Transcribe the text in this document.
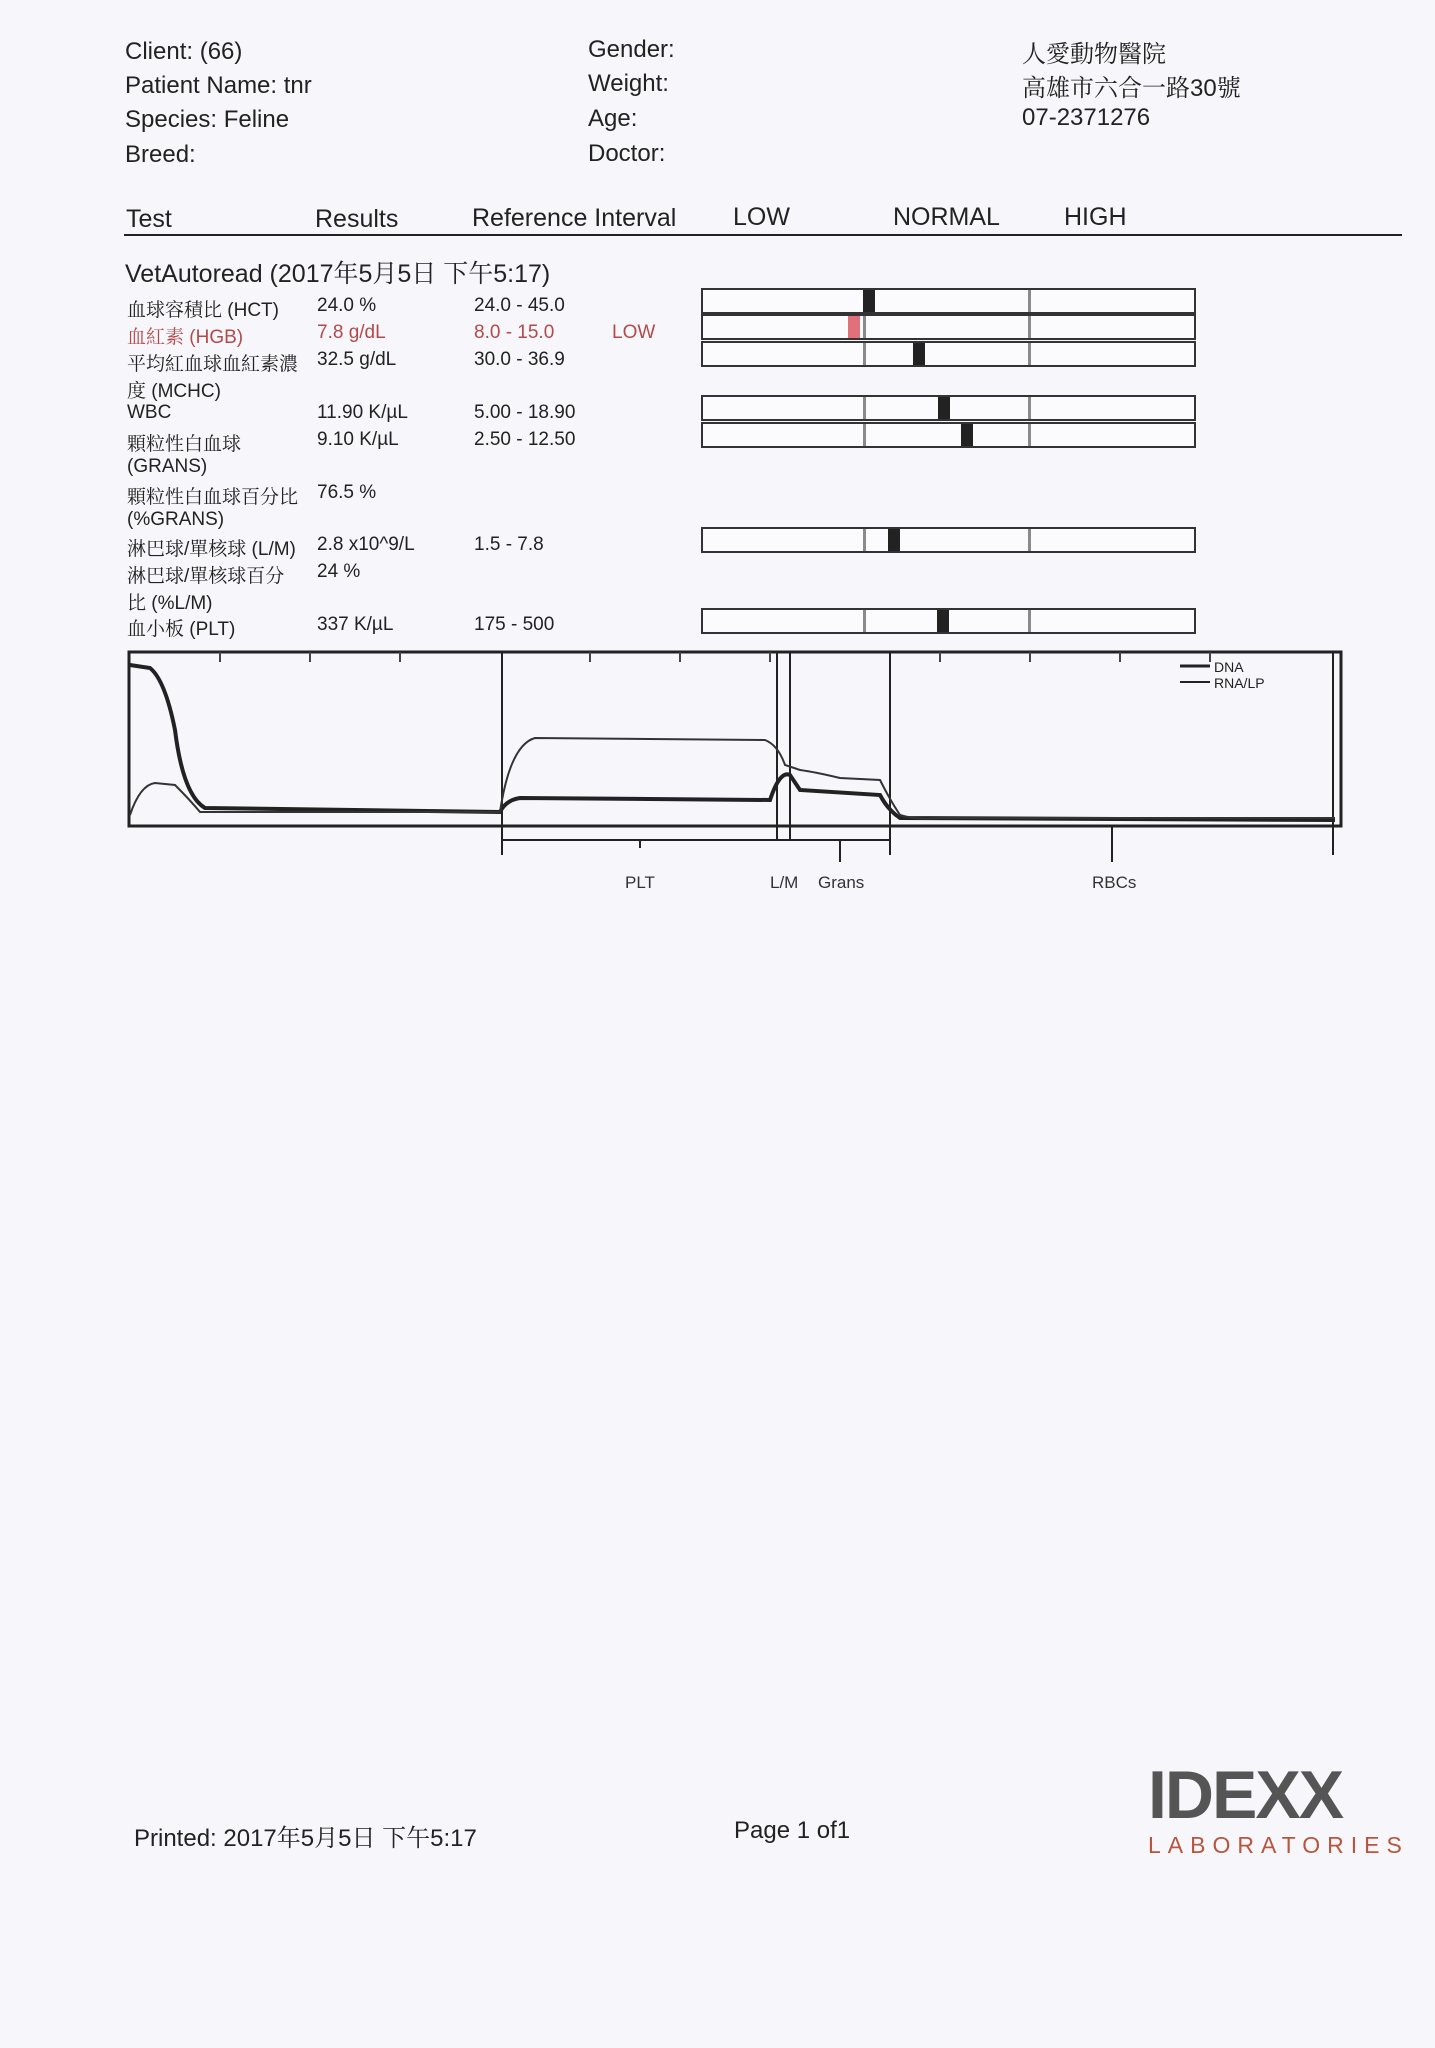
Client: (66)
Patient Name: tnr
Species: Feline
Breed:
Gender:
Weight:
Age:
Doctor:
人愛動物醫院
高雄市六合一路30號
07-2371276
Test	Results	Reference Interval LOW	NORMAL	HIGH
VetAutoread (2017年5月5日 下午5:17)
血球容積比 (HCT) 24.0 %	24.0 - 45.0
血紅素 (HGB)	7.8 g/dL	8.0 - 15.0	LOW
平均紅血球血紅素濃
度 (MCHC)
32.5 g/dL	30.0 - 36.9
WBC	11.90 K/µL	5.00 - 18.90
顆粒性白血球
(GRANS)
9.10 K/µL	2.50 - 12.50
顆粒性白血球百分比
(%GRANS)
76.5 %
淋巴球/單核球 (L/M) 2.8 x10^9/L	1.5 - 7.8
淋巴球/單核球百分
比 (%L/M)
24 %
血小板 (PLT)	337 K/µL	175 - 500
DNA
RNA/LP
PLT	L/M Grans	RBCs
Printed: 2017年5月5日 下午5:17	Page 1 of1	IDEXX
LABORATORIES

> SHORT TASK
Copy the records exactly. Skip the pictures.

> WRITTEN RESPONSE
Transcribe the text in this document.
Client: (66)
Patient Name: tnr
Species: Feline
Breed:
Gender:
Weight:
Age:
Doctor:
人愛動物醫院
高雄市六合一路30號
07-2371276
Test	Results	Reference Interval LOW	NORMAL	HIGH
VetAutoread (2017年5月5日 下午5:17)
血球容積比 (HCT) 24.0 %	24.0 - 45.0
血紅素 (HGB)	7.8 g/dL	8.0 - 15.0	LOW
平均紅血球血紅素濃
度 (MCHC)
32.5 g/dL	30.0 - 36.9
WBC	11.90 K/µL	5.00 - 18.90
顆粒性白血球
(GRANS)
9.10 K/µL	2.50 - 12.50
顆粒性白血球百分比
(%GRANS)
76.5 %
淋巴球/單核球 (L/M) 2.8 x10^9/L	1.5 - 7.8
淋巴球/單核球百分
比 (%L/M)
24 %
血小板 (PLT)	337 K/µL	175 - 500
DNA
RNA/LP
PLT	L/M Grans	RBCs
Printed: 2017年5月5日 下午5:17	Page 1 of1	IDEXX
LABORATORIES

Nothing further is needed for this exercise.